=== STATED EXERCISE ===
Determine the number of lines in these entries that hold the word "curve". Give the number and nothing more.

=== TASK MATERIAL ===
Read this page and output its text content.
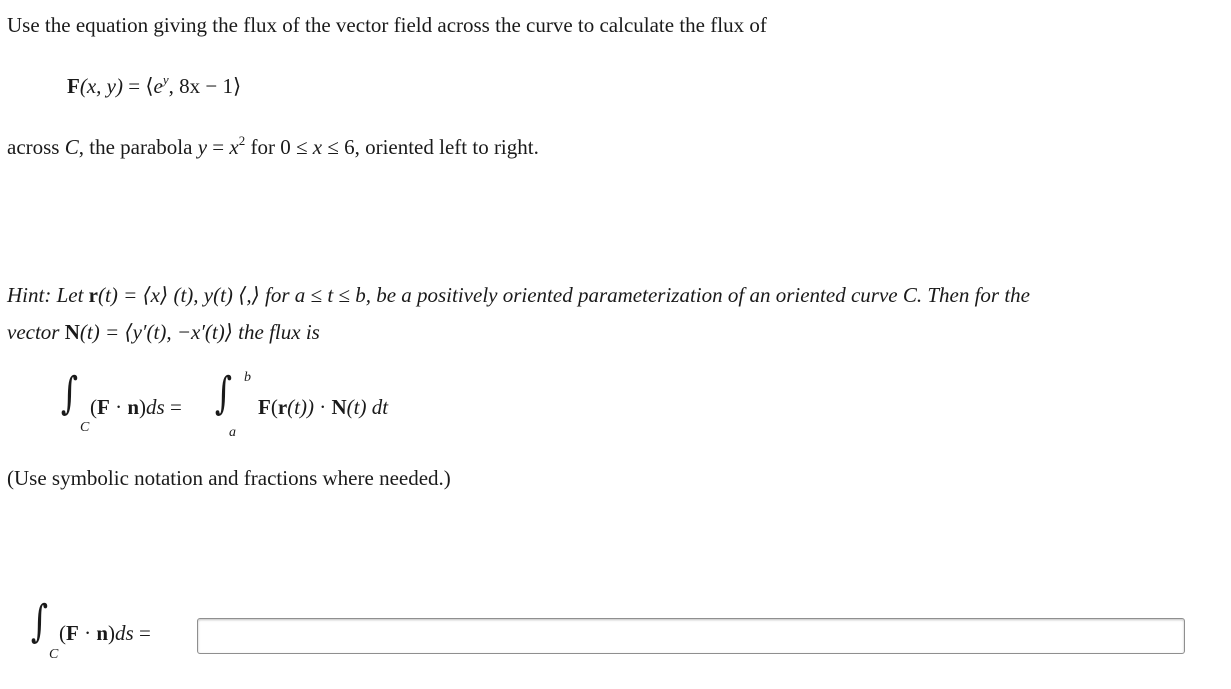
Use the equation giving the flux of the vector field across the curve to calculate the flux of
F(x, $y) = ⟨e^y$, 8x − 1⟩
across C, the parabola $y = x^2$ for 0 ≤ x ≤ 6, oriented left to right.
Hint: Let r(t) = ⟨x⟩ (t), y(t) ⟨,⟩ for a ≤ t ≤ b, be a positively oriented parameterization of an oriented curve C. Then for the
vector N(t) = ⟨y′(t), −x′(t)⟩ the flux is
∫
C
(F · n)ds = ∫ b
a
F(r(t)) · N(t) dt
(Use symbolic notation and fractions where needed.)
∫
C
(F · n)ds =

=== RESULT ===
2